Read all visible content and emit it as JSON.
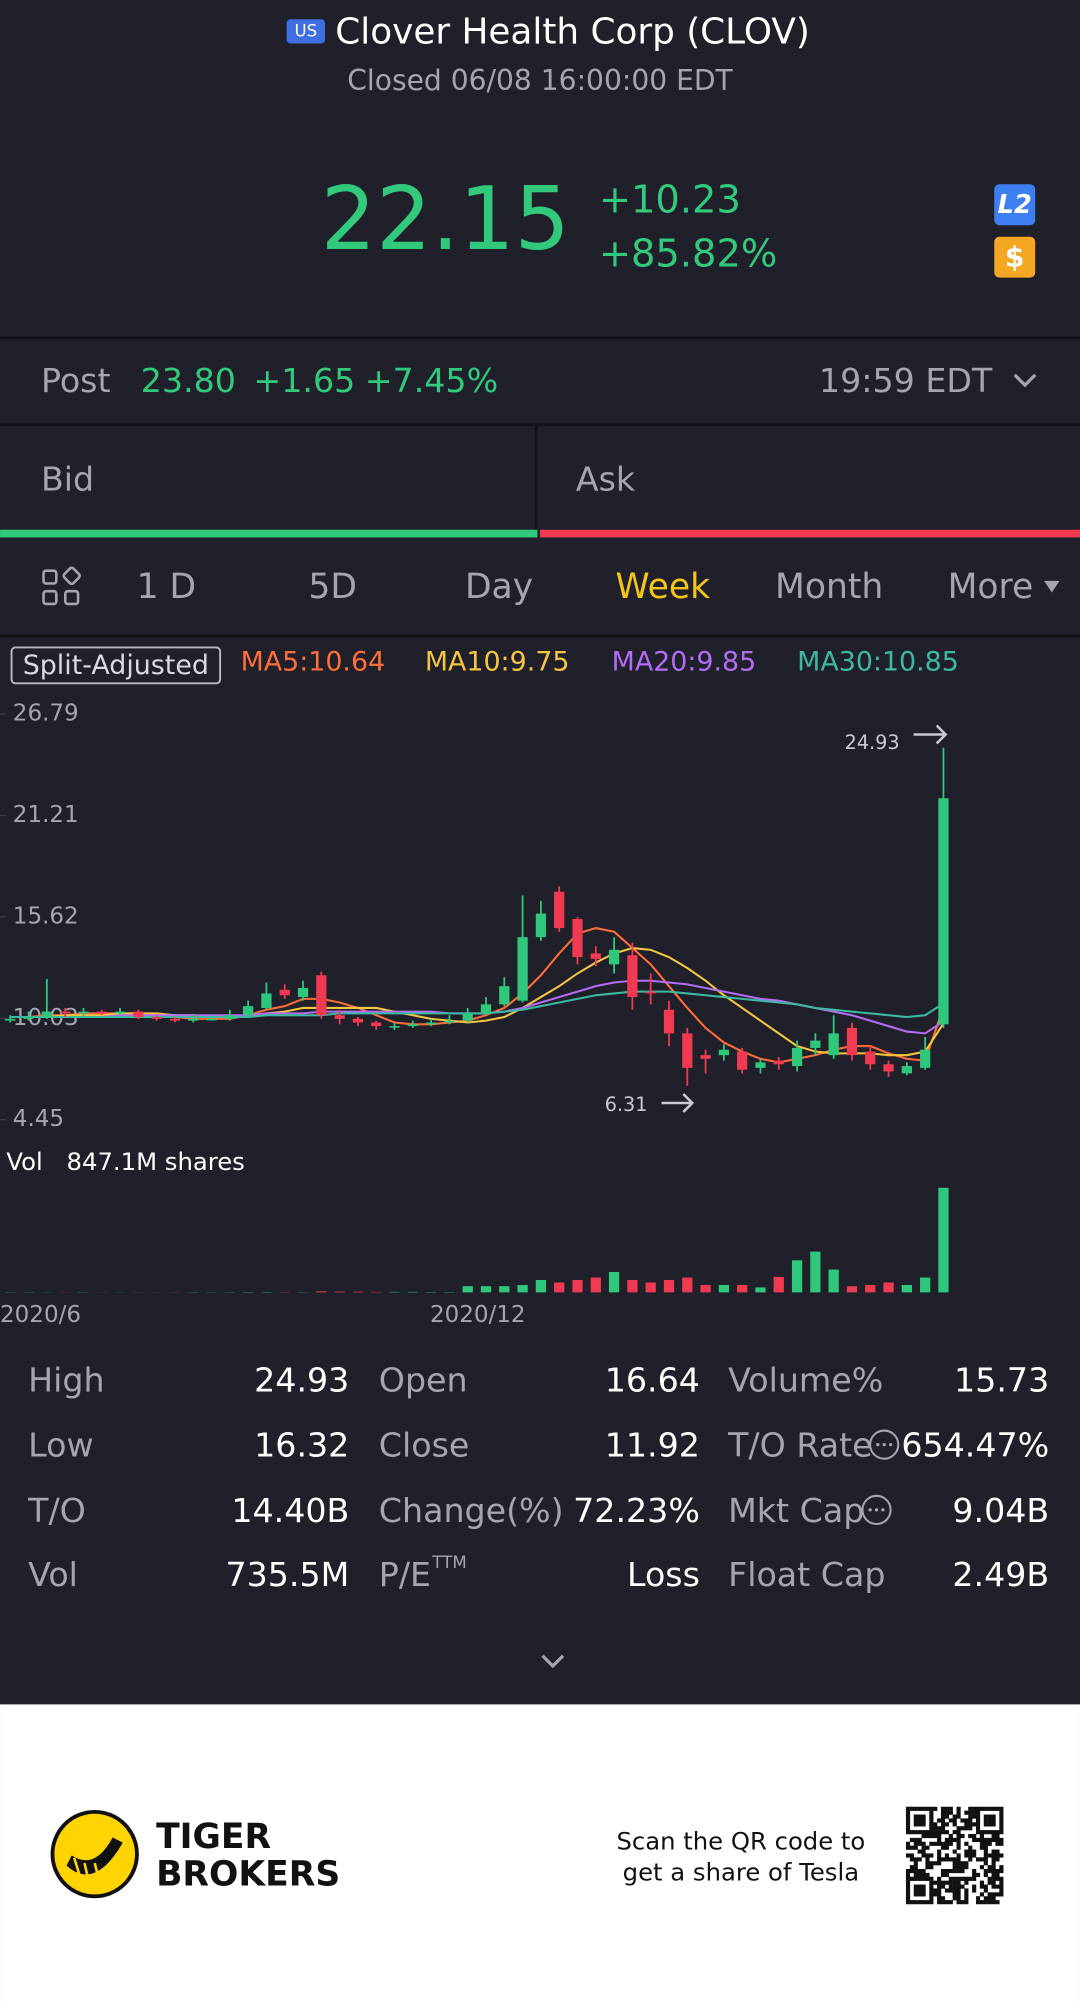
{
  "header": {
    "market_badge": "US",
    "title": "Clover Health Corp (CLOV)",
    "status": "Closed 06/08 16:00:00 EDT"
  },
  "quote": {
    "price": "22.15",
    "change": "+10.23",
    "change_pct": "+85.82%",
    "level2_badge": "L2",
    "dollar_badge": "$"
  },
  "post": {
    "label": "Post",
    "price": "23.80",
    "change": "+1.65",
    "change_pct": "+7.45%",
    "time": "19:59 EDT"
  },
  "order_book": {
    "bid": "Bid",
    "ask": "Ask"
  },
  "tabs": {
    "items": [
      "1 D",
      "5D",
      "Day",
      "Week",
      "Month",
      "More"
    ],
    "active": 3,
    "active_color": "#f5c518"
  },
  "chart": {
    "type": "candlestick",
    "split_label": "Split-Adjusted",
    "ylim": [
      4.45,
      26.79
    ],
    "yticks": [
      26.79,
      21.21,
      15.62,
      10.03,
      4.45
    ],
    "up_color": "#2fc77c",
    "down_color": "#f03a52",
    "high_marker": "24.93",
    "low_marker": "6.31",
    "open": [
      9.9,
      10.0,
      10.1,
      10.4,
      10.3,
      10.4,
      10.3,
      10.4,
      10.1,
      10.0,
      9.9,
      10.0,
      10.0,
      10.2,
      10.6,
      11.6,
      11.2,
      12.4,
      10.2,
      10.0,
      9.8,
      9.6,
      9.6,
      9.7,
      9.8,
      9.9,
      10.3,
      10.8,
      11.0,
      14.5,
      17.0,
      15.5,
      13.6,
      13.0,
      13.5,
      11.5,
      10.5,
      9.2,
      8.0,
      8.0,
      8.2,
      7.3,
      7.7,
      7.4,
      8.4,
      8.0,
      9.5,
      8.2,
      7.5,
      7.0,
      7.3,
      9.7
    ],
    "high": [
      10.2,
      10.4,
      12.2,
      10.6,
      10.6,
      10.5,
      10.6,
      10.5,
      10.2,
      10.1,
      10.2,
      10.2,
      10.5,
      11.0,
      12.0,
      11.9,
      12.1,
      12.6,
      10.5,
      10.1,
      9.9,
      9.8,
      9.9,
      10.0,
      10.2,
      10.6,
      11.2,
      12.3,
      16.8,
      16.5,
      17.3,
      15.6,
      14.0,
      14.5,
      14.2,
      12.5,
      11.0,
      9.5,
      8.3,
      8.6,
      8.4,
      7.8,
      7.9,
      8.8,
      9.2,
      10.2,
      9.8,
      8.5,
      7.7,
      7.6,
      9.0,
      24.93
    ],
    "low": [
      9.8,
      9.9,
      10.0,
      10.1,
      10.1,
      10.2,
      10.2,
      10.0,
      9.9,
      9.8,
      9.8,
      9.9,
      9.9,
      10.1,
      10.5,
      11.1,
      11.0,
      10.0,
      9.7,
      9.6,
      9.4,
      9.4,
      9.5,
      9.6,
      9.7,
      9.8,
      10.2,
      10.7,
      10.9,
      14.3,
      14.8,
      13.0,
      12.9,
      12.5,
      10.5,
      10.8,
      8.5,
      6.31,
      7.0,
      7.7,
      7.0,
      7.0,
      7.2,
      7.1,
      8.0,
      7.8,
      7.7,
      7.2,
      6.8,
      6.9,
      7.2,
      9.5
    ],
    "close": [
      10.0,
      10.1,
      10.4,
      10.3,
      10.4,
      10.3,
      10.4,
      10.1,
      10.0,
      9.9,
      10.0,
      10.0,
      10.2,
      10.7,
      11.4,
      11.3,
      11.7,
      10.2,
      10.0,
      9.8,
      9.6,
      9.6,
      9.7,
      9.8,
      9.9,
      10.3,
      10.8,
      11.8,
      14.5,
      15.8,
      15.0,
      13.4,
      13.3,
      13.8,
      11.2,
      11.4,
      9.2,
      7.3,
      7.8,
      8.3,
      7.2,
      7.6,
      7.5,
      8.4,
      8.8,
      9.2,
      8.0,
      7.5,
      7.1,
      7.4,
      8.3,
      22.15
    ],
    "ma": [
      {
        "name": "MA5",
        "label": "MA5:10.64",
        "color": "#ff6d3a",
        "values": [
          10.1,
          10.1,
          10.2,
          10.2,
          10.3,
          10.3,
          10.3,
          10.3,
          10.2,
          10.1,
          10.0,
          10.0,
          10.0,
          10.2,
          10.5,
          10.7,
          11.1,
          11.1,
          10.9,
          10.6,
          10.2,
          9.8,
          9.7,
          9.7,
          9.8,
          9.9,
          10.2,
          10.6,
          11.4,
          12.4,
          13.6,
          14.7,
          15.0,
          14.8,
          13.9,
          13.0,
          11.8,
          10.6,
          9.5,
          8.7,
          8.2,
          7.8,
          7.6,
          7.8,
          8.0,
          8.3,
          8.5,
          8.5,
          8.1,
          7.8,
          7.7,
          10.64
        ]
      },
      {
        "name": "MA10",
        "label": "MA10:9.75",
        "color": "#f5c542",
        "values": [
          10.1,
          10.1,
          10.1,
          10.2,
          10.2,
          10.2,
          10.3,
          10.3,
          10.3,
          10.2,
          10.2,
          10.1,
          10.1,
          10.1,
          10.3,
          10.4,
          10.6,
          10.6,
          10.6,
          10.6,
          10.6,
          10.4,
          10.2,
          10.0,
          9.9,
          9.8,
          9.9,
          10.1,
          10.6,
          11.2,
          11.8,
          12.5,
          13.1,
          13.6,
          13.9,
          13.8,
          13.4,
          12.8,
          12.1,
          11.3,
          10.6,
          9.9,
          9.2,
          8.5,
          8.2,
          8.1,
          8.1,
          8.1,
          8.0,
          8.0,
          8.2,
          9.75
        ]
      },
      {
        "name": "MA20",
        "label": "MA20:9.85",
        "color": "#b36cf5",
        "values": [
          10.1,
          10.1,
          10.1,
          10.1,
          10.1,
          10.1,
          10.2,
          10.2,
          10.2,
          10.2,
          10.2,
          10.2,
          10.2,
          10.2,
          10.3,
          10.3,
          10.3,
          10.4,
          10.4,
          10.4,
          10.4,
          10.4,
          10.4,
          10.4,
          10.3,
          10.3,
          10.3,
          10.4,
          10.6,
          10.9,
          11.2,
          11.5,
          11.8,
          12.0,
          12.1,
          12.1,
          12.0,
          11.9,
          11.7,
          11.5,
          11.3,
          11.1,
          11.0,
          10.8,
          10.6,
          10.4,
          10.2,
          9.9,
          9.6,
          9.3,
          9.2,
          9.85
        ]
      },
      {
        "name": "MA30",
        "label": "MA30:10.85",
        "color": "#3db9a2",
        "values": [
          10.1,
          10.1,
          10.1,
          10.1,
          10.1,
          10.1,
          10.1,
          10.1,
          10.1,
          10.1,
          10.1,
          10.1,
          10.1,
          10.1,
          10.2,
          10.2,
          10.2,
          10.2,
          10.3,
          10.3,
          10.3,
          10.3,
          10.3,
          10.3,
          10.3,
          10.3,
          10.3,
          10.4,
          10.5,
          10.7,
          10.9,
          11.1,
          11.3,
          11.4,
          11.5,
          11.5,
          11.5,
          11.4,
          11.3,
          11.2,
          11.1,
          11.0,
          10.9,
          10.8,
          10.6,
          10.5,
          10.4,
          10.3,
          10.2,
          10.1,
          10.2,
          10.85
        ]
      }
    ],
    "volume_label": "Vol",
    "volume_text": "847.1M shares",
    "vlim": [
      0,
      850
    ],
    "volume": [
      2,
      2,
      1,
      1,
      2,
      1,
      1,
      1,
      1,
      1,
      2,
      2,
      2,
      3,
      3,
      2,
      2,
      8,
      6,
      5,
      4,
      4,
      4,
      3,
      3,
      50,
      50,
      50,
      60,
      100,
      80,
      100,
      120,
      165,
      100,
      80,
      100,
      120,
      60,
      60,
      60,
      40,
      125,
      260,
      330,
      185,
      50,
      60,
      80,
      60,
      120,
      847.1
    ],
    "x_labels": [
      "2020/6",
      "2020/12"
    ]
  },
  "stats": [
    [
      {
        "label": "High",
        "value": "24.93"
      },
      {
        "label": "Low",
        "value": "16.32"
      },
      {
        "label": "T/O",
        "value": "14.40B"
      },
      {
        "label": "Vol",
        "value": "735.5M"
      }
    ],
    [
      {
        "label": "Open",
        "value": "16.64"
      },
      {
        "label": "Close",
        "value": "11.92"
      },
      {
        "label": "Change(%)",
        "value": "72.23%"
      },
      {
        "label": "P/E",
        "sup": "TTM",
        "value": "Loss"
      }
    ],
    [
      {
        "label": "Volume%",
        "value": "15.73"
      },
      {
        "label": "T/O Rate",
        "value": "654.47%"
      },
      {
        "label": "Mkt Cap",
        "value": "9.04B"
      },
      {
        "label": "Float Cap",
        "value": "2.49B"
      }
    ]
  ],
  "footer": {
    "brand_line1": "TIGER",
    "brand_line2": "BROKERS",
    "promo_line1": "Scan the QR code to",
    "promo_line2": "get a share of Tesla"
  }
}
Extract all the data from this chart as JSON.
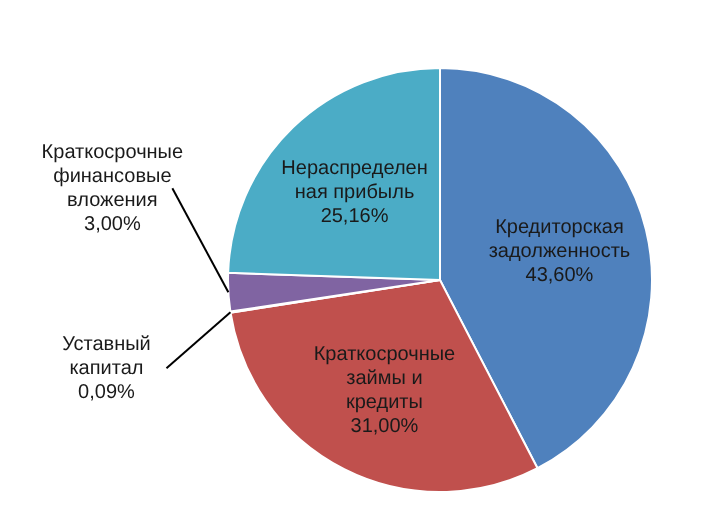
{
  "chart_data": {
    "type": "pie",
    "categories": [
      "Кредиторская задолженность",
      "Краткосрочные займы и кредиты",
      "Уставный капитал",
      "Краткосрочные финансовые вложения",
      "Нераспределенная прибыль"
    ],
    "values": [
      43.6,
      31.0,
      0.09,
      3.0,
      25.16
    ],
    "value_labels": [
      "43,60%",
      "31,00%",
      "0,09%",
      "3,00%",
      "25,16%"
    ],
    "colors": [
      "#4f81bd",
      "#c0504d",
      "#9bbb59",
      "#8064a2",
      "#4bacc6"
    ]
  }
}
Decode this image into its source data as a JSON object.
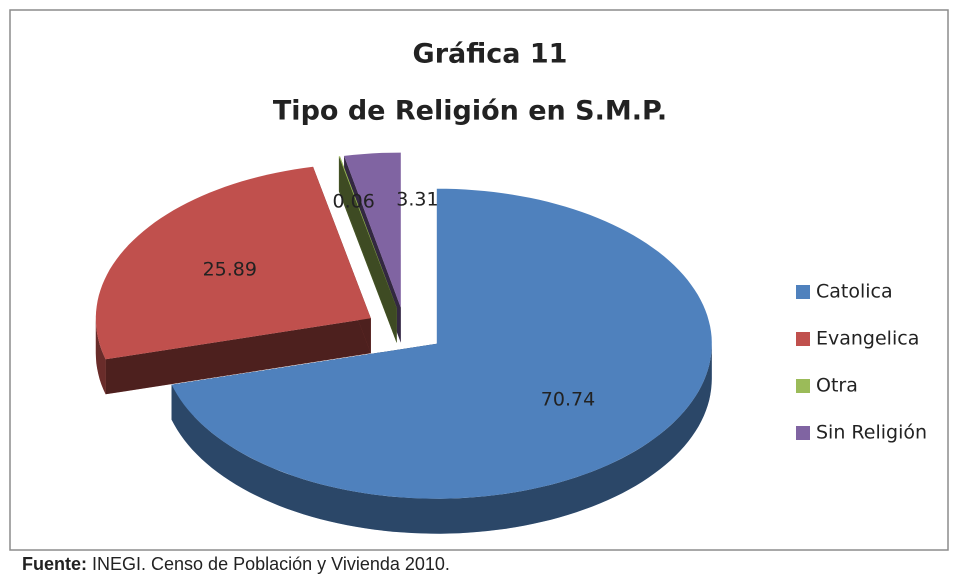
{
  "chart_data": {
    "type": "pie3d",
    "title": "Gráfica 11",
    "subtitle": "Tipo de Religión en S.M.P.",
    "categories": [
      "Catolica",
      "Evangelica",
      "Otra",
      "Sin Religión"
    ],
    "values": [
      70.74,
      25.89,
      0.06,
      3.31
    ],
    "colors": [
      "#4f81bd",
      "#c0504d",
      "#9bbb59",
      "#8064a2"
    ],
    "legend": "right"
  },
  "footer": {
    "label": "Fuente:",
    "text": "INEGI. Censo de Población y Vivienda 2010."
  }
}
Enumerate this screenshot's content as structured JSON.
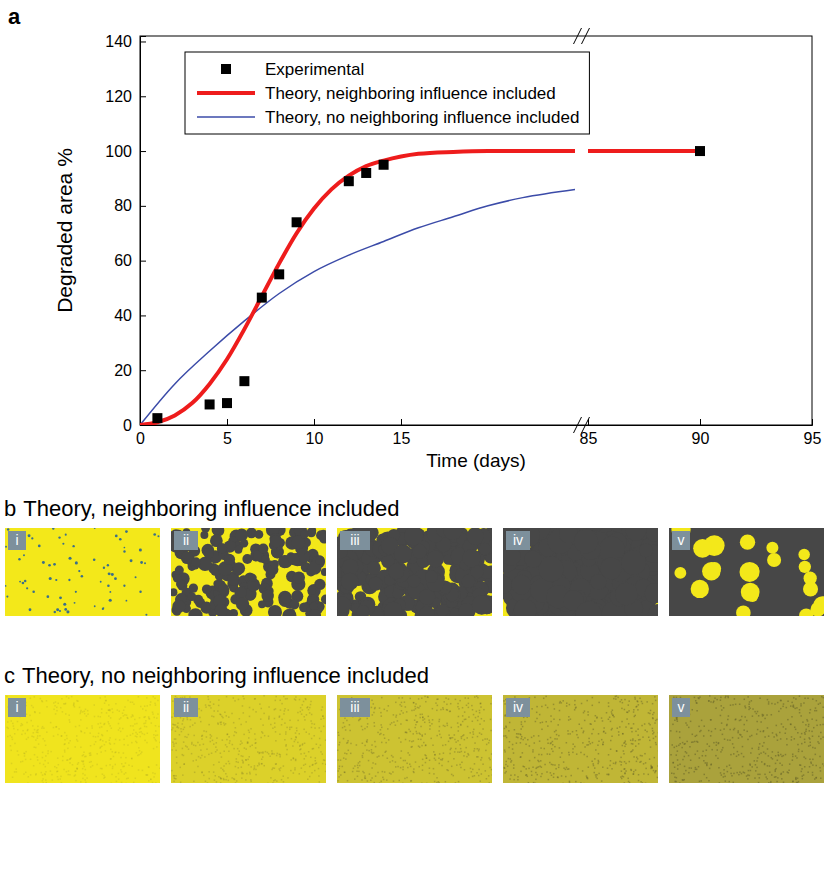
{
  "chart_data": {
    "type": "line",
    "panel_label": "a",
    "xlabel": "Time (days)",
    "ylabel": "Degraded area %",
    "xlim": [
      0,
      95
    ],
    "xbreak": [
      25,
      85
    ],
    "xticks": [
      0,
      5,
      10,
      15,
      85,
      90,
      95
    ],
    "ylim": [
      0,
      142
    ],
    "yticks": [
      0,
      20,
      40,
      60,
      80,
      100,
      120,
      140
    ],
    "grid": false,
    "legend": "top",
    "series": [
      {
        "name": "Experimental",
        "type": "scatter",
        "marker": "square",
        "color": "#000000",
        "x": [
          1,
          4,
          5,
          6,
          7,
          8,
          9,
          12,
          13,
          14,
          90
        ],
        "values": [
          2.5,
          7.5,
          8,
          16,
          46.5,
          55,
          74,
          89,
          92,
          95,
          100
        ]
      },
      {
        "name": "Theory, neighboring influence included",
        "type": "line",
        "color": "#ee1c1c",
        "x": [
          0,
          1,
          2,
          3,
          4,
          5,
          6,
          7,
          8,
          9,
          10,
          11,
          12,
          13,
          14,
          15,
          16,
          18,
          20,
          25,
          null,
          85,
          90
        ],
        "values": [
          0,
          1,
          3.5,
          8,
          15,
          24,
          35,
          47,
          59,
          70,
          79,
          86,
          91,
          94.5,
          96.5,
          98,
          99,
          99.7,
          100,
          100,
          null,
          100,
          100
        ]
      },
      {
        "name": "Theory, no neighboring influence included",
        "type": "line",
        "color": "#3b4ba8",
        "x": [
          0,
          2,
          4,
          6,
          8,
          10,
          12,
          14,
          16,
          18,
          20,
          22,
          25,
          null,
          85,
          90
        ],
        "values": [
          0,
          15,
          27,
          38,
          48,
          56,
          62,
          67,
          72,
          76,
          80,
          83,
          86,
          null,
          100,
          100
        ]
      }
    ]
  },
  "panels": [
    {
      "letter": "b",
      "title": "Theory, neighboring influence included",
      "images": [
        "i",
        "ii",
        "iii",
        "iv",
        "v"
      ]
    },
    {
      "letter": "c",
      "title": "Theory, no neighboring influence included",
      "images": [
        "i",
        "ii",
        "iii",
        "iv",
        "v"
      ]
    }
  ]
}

****************

_TASK OBJECTIVE_
Wherever "included" shows up in a line, copy that line.

_RESULT FOR THIS EXERCISE_
        "name": "Theory, neighboring influence included",
        "name": "Theory, no neighboring influence included",
      "title": "Theory, neighboring influence included",
      "title": "Theory, no neighboring influence included",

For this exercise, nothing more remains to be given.